++++ Data supplied ++++
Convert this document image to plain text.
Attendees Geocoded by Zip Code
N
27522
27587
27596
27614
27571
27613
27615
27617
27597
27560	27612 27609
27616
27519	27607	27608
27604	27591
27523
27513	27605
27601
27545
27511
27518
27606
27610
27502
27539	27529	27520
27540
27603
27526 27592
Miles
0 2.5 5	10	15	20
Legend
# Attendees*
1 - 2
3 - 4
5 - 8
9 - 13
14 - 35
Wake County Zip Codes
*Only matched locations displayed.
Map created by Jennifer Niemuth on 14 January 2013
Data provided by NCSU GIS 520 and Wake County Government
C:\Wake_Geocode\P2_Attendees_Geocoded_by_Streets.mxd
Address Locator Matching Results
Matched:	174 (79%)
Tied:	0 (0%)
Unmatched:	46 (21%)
++++
++++ Data supplied ++++
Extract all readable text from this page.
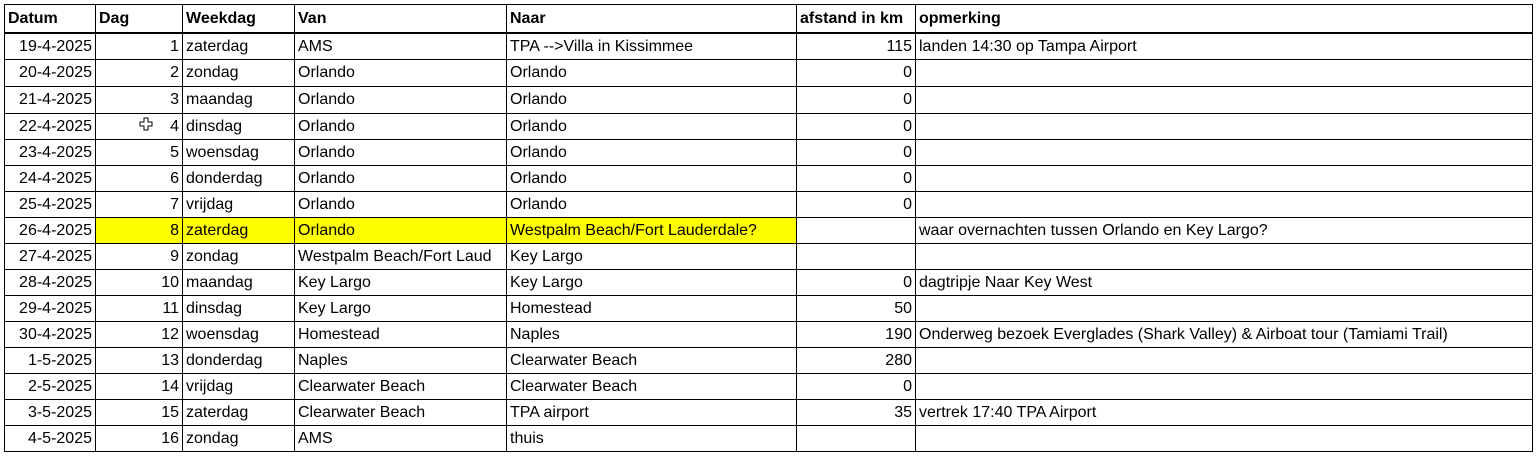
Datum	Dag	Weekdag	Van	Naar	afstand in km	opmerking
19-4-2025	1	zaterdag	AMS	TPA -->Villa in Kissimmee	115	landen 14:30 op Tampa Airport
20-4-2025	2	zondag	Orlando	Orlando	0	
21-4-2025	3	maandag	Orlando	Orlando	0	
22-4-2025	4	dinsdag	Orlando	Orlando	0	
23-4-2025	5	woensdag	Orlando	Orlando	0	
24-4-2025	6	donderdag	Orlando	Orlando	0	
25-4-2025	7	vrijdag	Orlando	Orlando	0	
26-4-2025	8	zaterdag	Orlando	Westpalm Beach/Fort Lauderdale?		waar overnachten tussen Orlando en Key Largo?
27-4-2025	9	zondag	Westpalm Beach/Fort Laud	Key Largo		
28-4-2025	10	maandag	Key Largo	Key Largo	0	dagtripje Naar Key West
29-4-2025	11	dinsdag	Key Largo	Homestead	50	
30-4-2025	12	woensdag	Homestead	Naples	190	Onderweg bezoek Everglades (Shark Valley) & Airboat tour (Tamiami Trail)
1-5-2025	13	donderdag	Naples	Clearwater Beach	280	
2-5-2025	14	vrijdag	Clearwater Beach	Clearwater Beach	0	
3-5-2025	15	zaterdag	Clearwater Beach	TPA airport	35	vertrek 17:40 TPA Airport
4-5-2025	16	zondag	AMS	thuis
++++
[What is being asked] Go through the records and gather the lines that hold "County".

[Completed task]
Wake County Zip Codes
Data provided by NCSU GIS 520 and Wake County Government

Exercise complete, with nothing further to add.